** GIVEN EXERCISE **
Find every line in the records that holds the string "Cool". Copy each one.

* start SUPPLIED RECORDS *

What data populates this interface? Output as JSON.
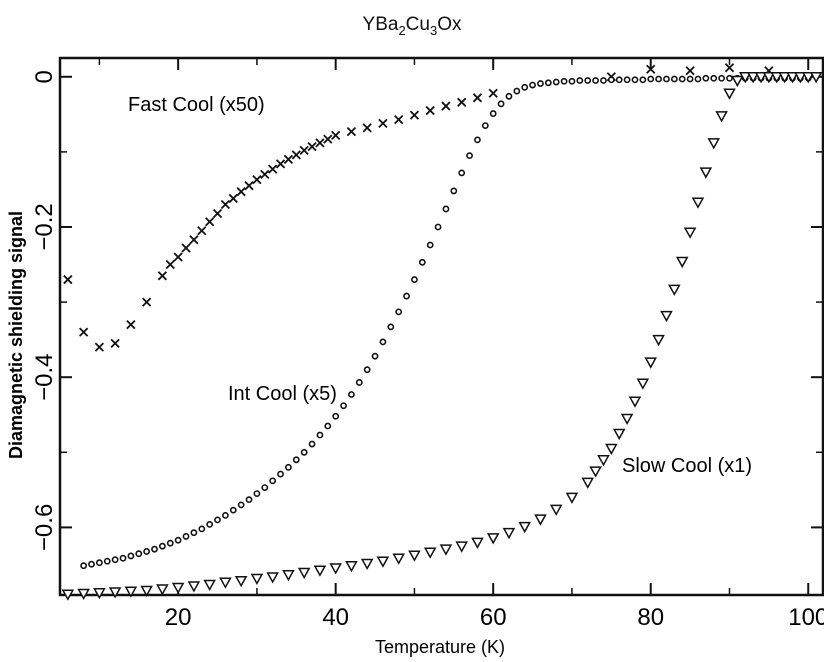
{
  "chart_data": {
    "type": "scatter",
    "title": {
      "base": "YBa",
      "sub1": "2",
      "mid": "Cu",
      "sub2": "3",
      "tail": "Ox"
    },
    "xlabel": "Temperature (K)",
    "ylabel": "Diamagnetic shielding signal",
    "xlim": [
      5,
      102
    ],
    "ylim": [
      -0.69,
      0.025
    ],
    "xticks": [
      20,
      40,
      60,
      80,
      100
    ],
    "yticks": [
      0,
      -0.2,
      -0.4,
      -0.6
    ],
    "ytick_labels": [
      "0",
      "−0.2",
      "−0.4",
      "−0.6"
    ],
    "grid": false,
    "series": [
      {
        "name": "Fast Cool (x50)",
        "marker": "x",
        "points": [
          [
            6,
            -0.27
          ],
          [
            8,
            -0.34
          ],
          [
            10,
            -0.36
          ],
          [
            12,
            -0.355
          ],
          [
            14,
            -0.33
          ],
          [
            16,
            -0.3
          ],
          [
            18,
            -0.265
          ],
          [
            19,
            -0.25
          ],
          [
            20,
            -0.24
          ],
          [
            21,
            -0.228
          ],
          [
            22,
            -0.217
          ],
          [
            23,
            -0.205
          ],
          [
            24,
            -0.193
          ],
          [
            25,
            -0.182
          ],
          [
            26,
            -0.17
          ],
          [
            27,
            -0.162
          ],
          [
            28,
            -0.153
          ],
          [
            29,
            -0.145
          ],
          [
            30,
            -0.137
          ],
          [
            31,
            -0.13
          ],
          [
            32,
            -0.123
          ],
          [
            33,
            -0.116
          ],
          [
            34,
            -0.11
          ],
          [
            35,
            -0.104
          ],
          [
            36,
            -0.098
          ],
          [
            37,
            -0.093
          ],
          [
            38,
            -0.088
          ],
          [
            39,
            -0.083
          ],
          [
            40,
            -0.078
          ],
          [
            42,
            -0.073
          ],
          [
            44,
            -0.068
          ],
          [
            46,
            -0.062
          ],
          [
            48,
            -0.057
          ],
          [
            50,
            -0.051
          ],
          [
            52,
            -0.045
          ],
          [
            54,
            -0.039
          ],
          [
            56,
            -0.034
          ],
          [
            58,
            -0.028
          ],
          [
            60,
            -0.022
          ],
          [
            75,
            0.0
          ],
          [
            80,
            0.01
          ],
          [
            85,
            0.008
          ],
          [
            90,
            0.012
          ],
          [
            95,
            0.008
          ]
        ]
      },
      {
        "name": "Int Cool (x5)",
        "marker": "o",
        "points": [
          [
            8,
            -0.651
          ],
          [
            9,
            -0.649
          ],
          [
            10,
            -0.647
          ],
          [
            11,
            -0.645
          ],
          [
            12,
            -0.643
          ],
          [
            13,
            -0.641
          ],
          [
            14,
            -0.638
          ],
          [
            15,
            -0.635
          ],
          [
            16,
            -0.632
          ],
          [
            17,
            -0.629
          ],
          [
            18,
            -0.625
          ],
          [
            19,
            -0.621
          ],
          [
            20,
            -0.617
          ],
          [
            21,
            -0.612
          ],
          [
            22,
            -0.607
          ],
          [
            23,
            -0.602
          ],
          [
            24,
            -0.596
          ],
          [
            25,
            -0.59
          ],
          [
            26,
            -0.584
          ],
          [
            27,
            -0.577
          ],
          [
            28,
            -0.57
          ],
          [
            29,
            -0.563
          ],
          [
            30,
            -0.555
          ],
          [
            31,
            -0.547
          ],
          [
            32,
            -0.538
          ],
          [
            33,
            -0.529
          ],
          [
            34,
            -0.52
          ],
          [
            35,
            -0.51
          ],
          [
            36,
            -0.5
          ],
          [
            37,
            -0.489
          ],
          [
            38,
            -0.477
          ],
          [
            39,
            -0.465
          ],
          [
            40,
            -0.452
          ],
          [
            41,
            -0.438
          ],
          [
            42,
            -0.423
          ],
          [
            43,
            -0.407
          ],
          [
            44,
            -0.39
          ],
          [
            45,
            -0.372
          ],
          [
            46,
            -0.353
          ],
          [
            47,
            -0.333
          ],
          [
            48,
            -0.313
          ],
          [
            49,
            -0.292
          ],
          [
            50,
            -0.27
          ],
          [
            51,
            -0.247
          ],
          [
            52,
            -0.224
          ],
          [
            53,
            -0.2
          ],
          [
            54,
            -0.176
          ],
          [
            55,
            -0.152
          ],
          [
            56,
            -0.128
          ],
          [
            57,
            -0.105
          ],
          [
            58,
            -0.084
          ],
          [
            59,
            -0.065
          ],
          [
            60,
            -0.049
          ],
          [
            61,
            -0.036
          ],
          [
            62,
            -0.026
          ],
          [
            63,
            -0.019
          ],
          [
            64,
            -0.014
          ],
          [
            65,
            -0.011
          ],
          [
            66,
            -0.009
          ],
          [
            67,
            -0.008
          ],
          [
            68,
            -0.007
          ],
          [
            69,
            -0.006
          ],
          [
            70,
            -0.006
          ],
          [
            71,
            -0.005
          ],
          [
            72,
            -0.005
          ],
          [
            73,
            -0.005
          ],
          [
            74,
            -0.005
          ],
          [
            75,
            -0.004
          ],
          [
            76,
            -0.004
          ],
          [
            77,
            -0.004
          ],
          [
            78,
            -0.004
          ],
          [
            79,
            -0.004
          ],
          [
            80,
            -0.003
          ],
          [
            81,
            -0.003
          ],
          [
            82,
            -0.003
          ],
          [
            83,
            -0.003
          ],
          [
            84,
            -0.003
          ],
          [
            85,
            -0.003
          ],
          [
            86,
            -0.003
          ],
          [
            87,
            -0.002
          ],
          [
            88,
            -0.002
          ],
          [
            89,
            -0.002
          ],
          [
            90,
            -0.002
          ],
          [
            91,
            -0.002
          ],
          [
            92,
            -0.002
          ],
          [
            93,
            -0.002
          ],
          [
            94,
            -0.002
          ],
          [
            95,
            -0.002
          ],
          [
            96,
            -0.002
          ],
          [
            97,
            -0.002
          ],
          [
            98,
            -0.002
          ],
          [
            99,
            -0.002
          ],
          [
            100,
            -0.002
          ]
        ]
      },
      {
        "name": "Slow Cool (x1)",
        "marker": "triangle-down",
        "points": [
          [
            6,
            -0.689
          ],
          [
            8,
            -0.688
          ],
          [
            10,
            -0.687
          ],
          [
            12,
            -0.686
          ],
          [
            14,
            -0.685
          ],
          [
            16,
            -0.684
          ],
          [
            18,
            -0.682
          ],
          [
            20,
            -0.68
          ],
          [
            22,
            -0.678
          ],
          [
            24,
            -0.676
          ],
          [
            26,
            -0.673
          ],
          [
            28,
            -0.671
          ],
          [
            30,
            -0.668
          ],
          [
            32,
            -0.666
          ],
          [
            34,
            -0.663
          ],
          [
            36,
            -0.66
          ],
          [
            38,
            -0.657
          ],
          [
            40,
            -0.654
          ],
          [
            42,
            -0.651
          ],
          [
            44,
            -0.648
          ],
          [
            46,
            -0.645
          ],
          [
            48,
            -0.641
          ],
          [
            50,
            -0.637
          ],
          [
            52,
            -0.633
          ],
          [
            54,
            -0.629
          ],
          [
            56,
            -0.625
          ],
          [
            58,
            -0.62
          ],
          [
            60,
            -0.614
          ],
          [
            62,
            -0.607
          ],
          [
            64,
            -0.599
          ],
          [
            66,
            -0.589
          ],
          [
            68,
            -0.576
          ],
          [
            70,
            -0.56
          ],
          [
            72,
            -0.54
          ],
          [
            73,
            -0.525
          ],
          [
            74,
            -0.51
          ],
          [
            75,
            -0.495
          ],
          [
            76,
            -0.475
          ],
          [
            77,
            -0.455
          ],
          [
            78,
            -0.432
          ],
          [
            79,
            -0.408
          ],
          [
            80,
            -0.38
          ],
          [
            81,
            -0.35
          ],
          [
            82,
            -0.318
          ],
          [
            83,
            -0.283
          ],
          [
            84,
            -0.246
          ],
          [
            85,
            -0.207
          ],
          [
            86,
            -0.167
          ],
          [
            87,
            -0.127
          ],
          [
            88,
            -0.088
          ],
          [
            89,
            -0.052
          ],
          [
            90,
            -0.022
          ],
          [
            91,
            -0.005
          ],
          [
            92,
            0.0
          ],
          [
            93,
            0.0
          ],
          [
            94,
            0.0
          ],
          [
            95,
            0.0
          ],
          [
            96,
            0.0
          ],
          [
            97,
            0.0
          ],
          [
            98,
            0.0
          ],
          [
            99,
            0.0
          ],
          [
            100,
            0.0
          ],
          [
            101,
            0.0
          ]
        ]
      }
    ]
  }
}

* end SUPPLIED RECORDS *

** WRITTEN SOLUTION **
        "name": "Fast Cool (x50)",
        "name": "Int Cool (x5)",
        "name": "Slow Cool (x1)",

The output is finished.